*Direction*:
Pick out all lines of the entries that include the word "content" and copy them.
--- start of Record list ---
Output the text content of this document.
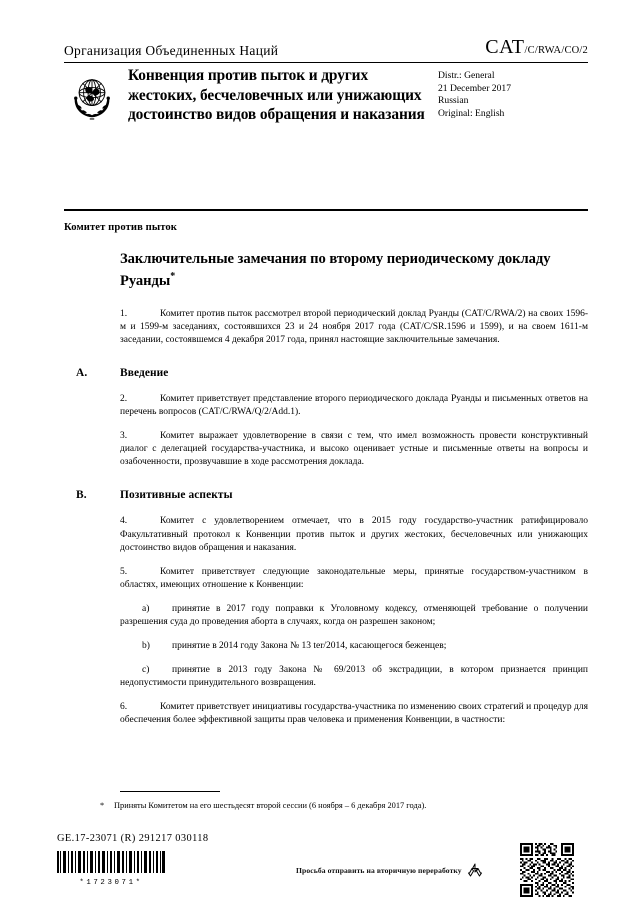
Организация Объединенных Наций	CAT/C/RWA/CO/2
Конвенция против пыток и других жестоких, бесчеловечных или унижающих достоинство видов обращения и наказания
Distr.: General
21 December 2017
Russian
Original: English
Комитет против пыток
Заключительные замечания по второму периодическому докладу Руанды*

1.	Комитет против пыток рассмотрел второй периодический доклад Руанды (CAT/C/RWA/2) на своих 1596-м и 1599-м заседаниях, состоявшихся 23 и 24 ноября 2017 года (CAT/C/SR.1596 и 1599), и на своем 1611-м заседании, состоявшемся 4 декабря 2017 года, принял настоящие заключительные замечания.

A.	Введение

2.	Комитет приветствует представление второго периодического доклада Руанды и письменных ответов на перечень вопросов (CAT/C/RWA/Q/2/Add.1).

3.	Комитет выражает удовлетворение в связи с тем, что имел возможность провести конструктивный диалог с делегацией государства-участника, и высоко оценивает устные и письменные ответы на вопросы и озабоченности, прозвучавшие в ходе рассмотрения доклада.

B.	Позитивные аспекты

4.	Комитет с удовлетворением отмечает, что в 2015 году государство-участник ратифицировало Факультативный протокол к Конвенции против пыток и других жестоких, бесчеловечных или унижающих достоинство видов обращения и наказания.

5.	Комитет приветствует следующие законодательные меры, принятые государством-участником в областях, имеющих отношение к Конвенции:

a) принятие в 2017 году поправки к Уголовному кодексу, отменяющей требование о получении разрешения суда до проведения аборта в случаях, когда он разрешен законом;

b) принятие в 2014 году Закона № 13 ter/2014, касающегося беженцев;

c) принятие в 2013 году Закона № 69/2013 об экстрадиции, в котором признается принцип недопустимости принудительного возвращения.

6.	Комитет приветствует инициативы государства-участника по изменению своих стратегий и процедур для обеспечения более эффективной защиты прав человека и применения Конвенции, в частности:

* Приняты Комитетом на его шестьдесят второй сессии (6 ноября – 6 декабря 2017 года).
GE.17-23071 (R) 291217 030118
*1723071*
Просьба отправить на вторичную переработку
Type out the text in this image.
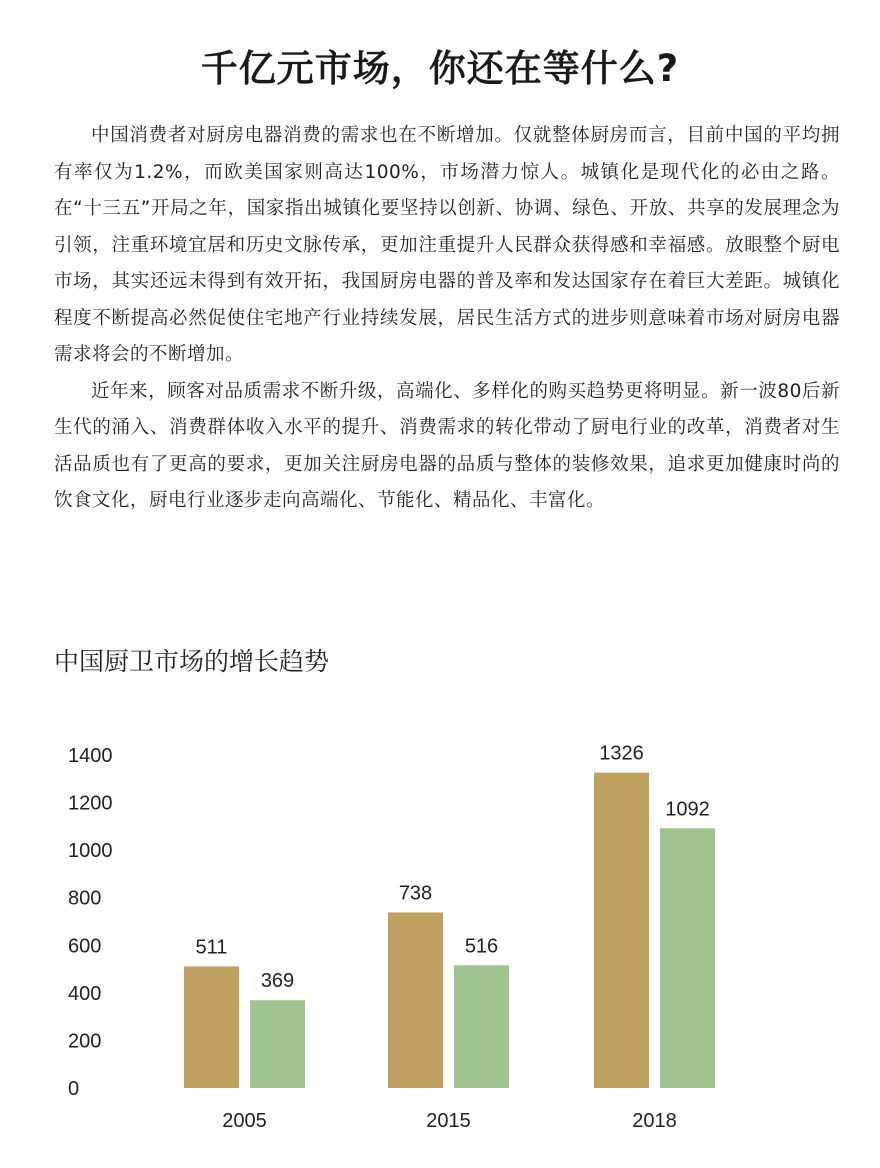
千亿元市场，你还在等什么?

中国消费者对厨房电器消费的需求也在不断增加。仅就整体厨房而言，目前中国的平均拥有率仅为1.2%，而欧美国家则高达100%，市场潜力惊人。城镇化是现代化的必由之路。在“十三五”开局之年，国家指出城镇化要坚持以创新、协调、绿色、开放、共享的发展理念为引领，注重环境宜居和历史文脉传承，更加注重提升人民群众获得感和幸福感。放眼整个厨电市场，其实还远未得到有效开拓，我国厨房电器的普及率和发达国家存在着巨大差距。城镇化程度不断提高必然促使住宅地产行业持续发展，居民生活方式的进步则意味着市场对厨房电器需求将会的不断增加。

近年来，顾客对品质需求不断升级，高端化、多样化的购买趋势更将明显。新一波80后新生代的涌入、消费群体收入水平的提升、消费需求的转化带动了厨电行业的改革，消费者对生活品质也有了更高的要求，更加关注厨房电器的品质与整体的装修效果，追求更加健康时尚的饮食文化，厨电行业逐步走向高端化、节能化、精品化、丰富化。

中国厨卫市场的增长趋势
0
200
400
600
800
1000
1200
1400
511
369
2005
738
516
2015
1326
1092
2018
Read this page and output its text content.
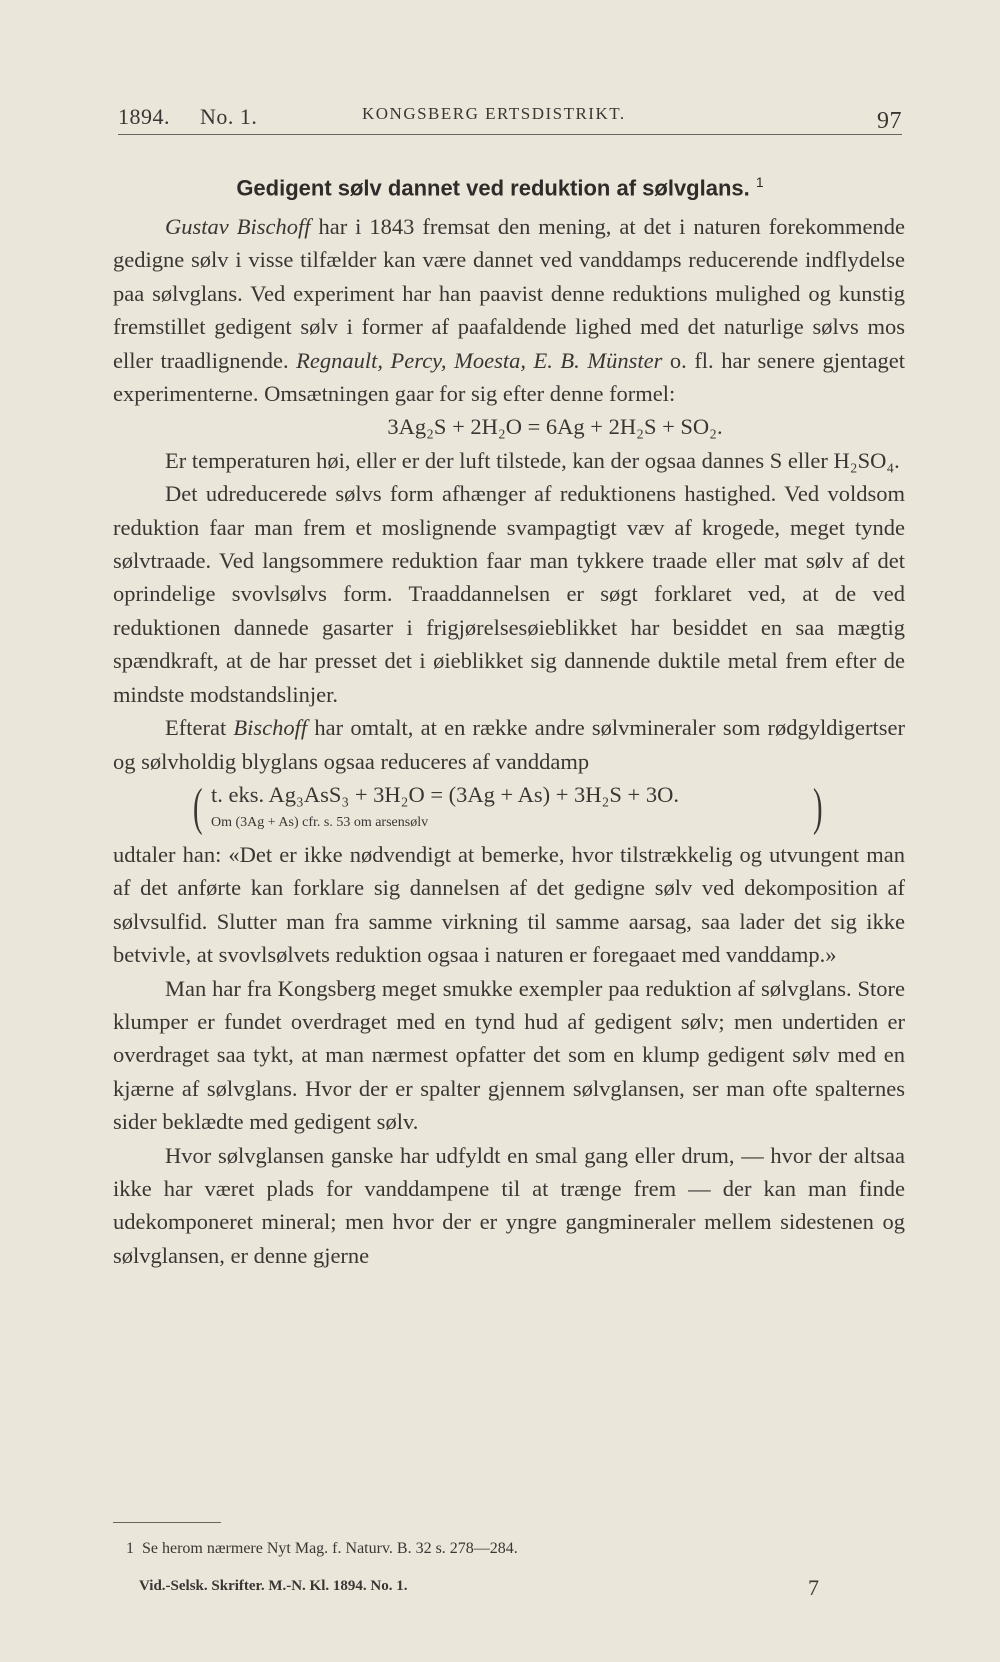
1894. No. 1.	KONGSBERG ERTSDISTRIKT.	97
Gedigent sølv dannet ved reduktion af sølvglans. $^1$

Gustav Bischoff har i 1843 fremsat den mening, at det i naturen forekommende gedigne sølv i visse tilfælder kan være dannet ved vanddamps reducerende indflydelse paa sølvglans. Ved experiment har han paavist denne reduktions mulighed og kunstig fremstillet gedigent sølv i former af paafaldende lighed med det naturlige sølvs mos eller traadlignende. Regnault, Percy, Moesta, E. B. Münster o. fl. har senere gjentaget experimenterne. Omsætningen gaar for sig efter denne formel:

3Ag₂S + 2H₂O = 6Ag + 2H₂S + SO₂.

Er temperaturen høi, eller er der luft tilstede, kan der ogsaa dannes S eller H₂SO₄.

Det udreducerede sølvs form afhænger af reduktionens hastighed. Ved voldsom reduktion faar man frem et moslignende svampagtigt væv af krogede, meget tynde sølvtraade. Ved langsommere reduktion faar man tykkere traade eller mat sølv af det oprindelige svovlsølvs form. Traaddannelsen er søgt forklaret ved, at de ved reduktionen dannede gasarter i frigjørelsesøieblikket har besiddet en saa mægtig spændkraft, at de har presset det i øieblikket sig dannende duktile metal frem efter de mindste modstandslinjer.

Efterat Bischoff har omtalt, at en række andre sølvmineraler som rødgyldigertser og sølvholdig blyglans ogsaa reduceres af vanddamp

( t. eks. Ag₃AsS₃ + 3H₂O = (3Ag + As) + 3H₂S + 3O.
Om (3Ag + As) cfr. s. 53 om arsensølv	)

udtaler han: «Det er ikke nødvendigt at bemerke, hvor tilstrækkelig og utvungent man af det anførte kan forklare sig dannelsen af det gedigne sølv ved dekomposition af sølvsulfid. Slutter man fra samme virkning til samme aarsag, saa lader det sig ikke betvivle, at svovlsølvets reduktion ogsaa i naturen er foregaaet med vanddamp.»

Man har fra Kongsberg meget smukke exempler paa reduktion af sølvglans. Store klumper er fundet overdraget med en tynd hud af gedigent sølv; men undertiden er overdraget saa tykt, at man nærmest opfatter det som en klump gedigent sølv med en kjærne af sølvglans. Hvor der er spalter gjennem sølvglansen, ser man ofte spalternes sider beklædte med gedigent sølv.

Hvor sølvglansen ganske har udfyldt en smal gang eller drum, — hvor der altsaa ikke har været plads for vanddampene til at trænge frem — der kan man finde udekomponeret mineral; men hvor der er yngre gangmineraler mellem sidestenen og sølvglansen, er denne gjerne

1 Se herom nærmere Nyt Mag. f. Naturv. B. 32 s. 278—284.
Vid.-Selsk. Skrifter. M.-N. Kl. 1894. No. 1.	7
--- end of Record list ---
*Output below*:
Output the text content of this document.
Read this page and output its text content.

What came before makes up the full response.